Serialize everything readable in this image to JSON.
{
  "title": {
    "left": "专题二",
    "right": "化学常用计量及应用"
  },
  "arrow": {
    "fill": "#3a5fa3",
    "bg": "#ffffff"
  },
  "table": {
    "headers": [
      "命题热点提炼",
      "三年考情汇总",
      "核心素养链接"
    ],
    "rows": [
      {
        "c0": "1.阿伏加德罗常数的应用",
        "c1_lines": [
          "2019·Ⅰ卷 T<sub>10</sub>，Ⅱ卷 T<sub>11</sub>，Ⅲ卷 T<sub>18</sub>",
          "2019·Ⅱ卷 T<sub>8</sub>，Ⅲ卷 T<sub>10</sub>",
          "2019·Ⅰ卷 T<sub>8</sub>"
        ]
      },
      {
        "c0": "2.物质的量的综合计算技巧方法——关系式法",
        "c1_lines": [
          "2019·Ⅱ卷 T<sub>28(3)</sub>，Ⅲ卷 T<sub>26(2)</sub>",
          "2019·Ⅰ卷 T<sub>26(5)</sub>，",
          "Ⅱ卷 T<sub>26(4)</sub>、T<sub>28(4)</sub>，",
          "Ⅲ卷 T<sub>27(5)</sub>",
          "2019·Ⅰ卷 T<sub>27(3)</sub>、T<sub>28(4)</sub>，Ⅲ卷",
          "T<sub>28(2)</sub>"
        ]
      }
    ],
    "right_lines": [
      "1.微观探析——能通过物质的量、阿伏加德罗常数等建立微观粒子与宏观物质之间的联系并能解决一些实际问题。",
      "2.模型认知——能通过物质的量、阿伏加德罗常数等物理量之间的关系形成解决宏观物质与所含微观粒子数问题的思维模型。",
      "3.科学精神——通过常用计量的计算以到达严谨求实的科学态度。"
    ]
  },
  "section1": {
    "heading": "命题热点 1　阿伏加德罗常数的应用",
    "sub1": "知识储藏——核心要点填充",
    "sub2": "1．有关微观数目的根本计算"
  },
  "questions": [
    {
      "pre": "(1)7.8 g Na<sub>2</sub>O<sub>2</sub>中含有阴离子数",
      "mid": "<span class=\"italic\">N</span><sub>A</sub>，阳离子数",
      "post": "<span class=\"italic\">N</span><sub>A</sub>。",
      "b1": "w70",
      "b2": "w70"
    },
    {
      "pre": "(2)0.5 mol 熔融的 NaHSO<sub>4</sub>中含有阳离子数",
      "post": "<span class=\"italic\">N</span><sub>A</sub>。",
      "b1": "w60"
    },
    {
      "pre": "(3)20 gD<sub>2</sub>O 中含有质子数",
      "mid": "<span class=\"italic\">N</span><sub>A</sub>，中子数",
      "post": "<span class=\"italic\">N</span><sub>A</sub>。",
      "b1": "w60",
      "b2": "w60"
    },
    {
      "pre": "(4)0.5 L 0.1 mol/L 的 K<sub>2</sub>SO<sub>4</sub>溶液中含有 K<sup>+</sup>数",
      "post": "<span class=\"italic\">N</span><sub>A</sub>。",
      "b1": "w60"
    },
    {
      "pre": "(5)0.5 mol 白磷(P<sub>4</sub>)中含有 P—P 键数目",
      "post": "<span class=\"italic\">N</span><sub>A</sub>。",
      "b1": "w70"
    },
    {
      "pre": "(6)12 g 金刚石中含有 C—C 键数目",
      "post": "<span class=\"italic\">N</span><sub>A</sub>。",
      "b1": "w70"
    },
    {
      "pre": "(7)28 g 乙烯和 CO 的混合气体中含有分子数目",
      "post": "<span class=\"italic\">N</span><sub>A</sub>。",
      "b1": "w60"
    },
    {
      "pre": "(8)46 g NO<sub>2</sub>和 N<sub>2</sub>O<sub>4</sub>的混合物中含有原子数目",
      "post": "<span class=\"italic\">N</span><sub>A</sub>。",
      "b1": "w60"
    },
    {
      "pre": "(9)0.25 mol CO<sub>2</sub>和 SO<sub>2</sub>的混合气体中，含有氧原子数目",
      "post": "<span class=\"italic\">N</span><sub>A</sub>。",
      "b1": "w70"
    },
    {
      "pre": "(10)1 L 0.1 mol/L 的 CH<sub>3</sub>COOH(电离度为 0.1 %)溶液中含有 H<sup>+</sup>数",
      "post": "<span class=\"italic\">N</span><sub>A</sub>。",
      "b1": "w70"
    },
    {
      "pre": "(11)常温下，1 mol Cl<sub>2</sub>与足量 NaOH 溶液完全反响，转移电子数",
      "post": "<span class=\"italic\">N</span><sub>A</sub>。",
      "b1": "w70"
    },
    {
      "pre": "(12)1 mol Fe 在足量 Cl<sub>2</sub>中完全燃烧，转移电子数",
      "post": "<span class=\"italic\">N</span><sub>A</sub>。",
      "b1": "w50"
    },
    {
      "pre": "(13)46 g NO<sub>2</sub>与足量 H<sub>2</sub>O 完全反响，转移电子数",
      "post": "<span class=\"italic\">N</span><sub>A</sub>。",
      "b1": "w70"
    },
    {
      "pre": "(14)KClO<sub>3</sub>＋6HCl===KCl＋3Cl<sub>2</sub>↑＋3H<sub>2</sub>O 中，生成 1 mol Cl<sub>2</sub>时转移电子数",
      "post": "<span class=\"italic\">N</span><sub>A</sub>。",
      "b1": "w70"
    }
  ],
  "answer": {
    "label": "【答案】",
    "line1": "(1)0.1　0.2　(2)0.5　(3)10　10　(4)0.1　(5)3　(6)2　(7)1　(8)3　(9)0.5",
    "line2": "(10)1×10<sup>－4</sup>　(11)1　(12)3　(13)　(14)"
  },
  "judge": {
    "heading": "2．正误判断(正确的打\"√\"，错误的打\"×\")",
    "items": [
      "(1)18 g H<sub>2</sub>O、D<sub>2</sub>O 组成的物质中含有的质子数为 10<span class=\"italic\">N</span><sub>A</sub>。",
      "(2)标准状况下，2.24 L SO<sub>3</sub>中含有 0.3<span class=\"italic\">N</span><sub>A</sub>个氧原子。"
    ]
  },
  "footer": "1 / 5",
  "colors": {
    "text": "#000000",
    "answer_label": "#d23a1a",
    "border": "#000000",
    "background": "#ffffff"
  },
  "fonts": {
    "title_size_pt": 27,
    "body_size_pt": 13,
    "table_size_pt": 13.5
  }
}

_WORK TO COMPLETE_.
Repeat all of the records above exactly as they appear.

_RESPONSE TO THE TASK_.
Serialize everything readable in this image to JSON.
{
  "title": {
    "left": "专题二",
    "right": "化学常用计量及应用"
  },
  "arrow": {
    "fill": "#3a5fa3",
    "bg": "#ffffff"
  },
  "table": {
    "headers": [
      "命题热点提炼",
      "三年考情汇总",
      "核心素养链接"
    ],
    "rows": [
      {
        "c0": "1.阿伏加德罗常数的应用",
        "c1_lines": [
          "2019·Ⅰ卷 T<sub>10</sub>，Ⅱ卷 T<sub>11</sub>，Ⅲ卷 T<sub>18</sub>",
          "2019·Ⅱ卷 T<sub>8</sub>，Ⅲ卷 T<sub>10</sub>",
          "2019·Ⅰ卷 T<sub>8</sub>"
        ]
      },
      {
        "c0": "2.物质的量的综合计算技巧方法——关系式法",
        "c1_lines": [
          "2019·Ⅱ卷 T<sub>28(3)</sub>，Ⅲ卷 T<sub>26(2)</sub>",
          "2019·Ⅰ卷 T<sub>26(5)</sub>，",
          "Ⅱ卷 T<sub>26(4)</sub>、T<sub>28(4)</sub>，",
          "Ⅲ卷 T<sub>27(5)</sub>",
          "2019·Ⅰ卷 T<sub>27(3)</sub>、T<sub>28(4)</sub>，Ⅲ卷",
          "T<sub>28(2)</sub>"
        ]
      }
    ],
    "right_lines": [
      "1.微观探析——能通过物质的量、阿伏加德罗常数等建立微观粒子与宏观物质之间的联系并能解决一些实际问题。",
      "2.模型认知——能通过物质的量、阿伏加德罗常数等物理量之间的关系形成解决宏观物质与所含微观粒子数问题的思维模型。",
      "3.科学精神——通过常用计量的计算以到达严谨求实的科学态度。"
    ]
  },
  "section1": {
    "heading": "命题热点 1　阿伏加德罗常数的应用",
    "sub1": "知识储藏——核心要点填充",
    "sub2": "1．有关微观数目的根本计算"
  },
  "questions": [
    {
      "pre": "(1)7.8 g Na<sub>2</sub>O<sub>2</sub>中含有阴离子数",
      "mid": "<span class=\"italic\">N</span><sub>A</sub>，阳离子数",
      "post": "<span class=\"italic\">N</span><sub>A</sub>。",
      "b1": "w70",
      "b2": "w70"
    },
    {
      "pre": "(2)0.5 mol 熔融的 NaHSO<sub>4</sub>中含有阳离子数",
      "post": "<span class=\"italic\">N</span><sub>A</sub>。",
      "b1": "w60"
    },
    {
      "pre": "(3)20 gD<sub>2</sub>O 中含有质子数",
      "mid": "<span class=\"italic\">N</span><sub>A</sub>，中子数",
      "post": "<span class=\"italic\">N</span><sub>A</sub>。",
      "b1": "w60",
      "b2": "w60"
    },
    {
      "pre": "(4)0.5 L 0.1 mol/L 的 K<sub>2</sub>SO<sub>4</sub>溶液中含有 K<sup>+</sup>数",
      "post": "<span class=\"italic\">N</span><sub>A</sub>。",
      "b1": "w60"
    },
    {
      "pre": "(5)0.5 mol 白磷(P<sub>4</sub>)中含有 P—P 键数目",
      "post": "<span class=\"italic\">N</span><sub>A</sub>。",
      "b1": "w70"
    },
    {
      "pre": "(6)12 g 金刚石中含有 C—C 键数目",
      "post": "<span class=\"italic\">N</span><sub>A</sub>。",
      "b1": "w70"
    },
    {
      "pre": "(7)28 g 乙烯和 CO 的混合气体中含有分子数目",
      "post": "<span class=\"italic\">N</span><sub>A</sub>。",
      "b1": "w60"
    },
    {
      "pre": "(8)46 g NO<sub>2</sub>和 N<sub>2</sub>O<sub>4</sub>的混合物中含有原子数目",
      "post": "<span class=\"italic\">N</span><sub>A</sub>。",
      "b1": "w60"
    },
    {
      "pre": "(9)0.25 mol CO<sub>2</sub>和 SO<sub>2</sub>的混合气体中，含有氧原子数目",
      "post": "<span class=\"italic\">N</span><sub>A</sub>。",
      "b1": "w70"
    },
    {
      "pre": "(10)1 L 0.1 mol/L 的 CH<sub>3</sub>COOH(电离度为 0.1 %)溶液中含有 H<sup>+</sup>数",
      "post": "<span class=\"italic\">N</span><sub>A</sub>。",
      "b1": "w70"
    },
    {
      "pre": "(11)常温下，1 mol Cl<sub>2</sub>与足量 NaOH 溶液完全反响，转移电子数",
      "post": "<span class=\"italic\">N</span><sub>A</sub>。",
      "b1": "w70"
    },
    {
      "pre": "(12)1 mol Fe 在足量 Cl<sub>2</sub>中完全燃烧，转移电子数",
      "post": "<span class=\"italic\">N</span><sub>A</sub>。",
      "b1": "w50"
    },
    {
      "pre": "(13)46 g NO<sub>2</sub>与足量 H<sub>2</sub>O 完全反响，转移电子数",
      "post": "<span class=\"italic\">N</span><sub>A</sub>。",
      "b1": "w70"
    },
    {
      "pre": "(14)KClO<sub>3</sub>＋6HCl===KCl＋3Cl<sub>2</sub>↑＋3H<sub>2</sub>O 中，生成 1 mol Cl<sub>2</sub>时转移电子数",
      "post": "<span class=\"italic\">N</span><sub>A</sub>。",
      "b1": "w70"
    }
  ],
  "answer": {
    "label": "【答案】",
    "line1": "(1)0.1　0.2　(2)0.5　(3)10　10　(4)0.1　(5)3　(6)2　(7)1　(8)3　(9)0.5",
    "line2": "(10)1×10<sup>－4</sup>　(11)1　(12)3　(13)　(14)"
  },
  "judge": {
    "heading": "2．正误判断(正确的打\"√\"，错误的打\"×\")",
    "items": [
      "(1)18 g H<sub>2</sub>O、D<sub>2</sub>O 组成的物质中含有的质子数为 10<span class=\"italic\">N</span><sub>A</sub>。",
      "(2)标准状况下，2.24 L SO<sub>3</sub>中含有 0.3<span class=\"italic\">N</span><sub>A</sub>个氧原子。"
    ]
  },
  "footer": "1 / 5",
  "colors": {
    "text": "#000000",
    "answer_label": "#d23a1a",
    "border": "#000000",
    "background": "#ffffff"
  },
  "fonts": {
    "title_size_pt": 27,
    "body_size_pt": 13,
    "table_size_pt": 13.5
  }
}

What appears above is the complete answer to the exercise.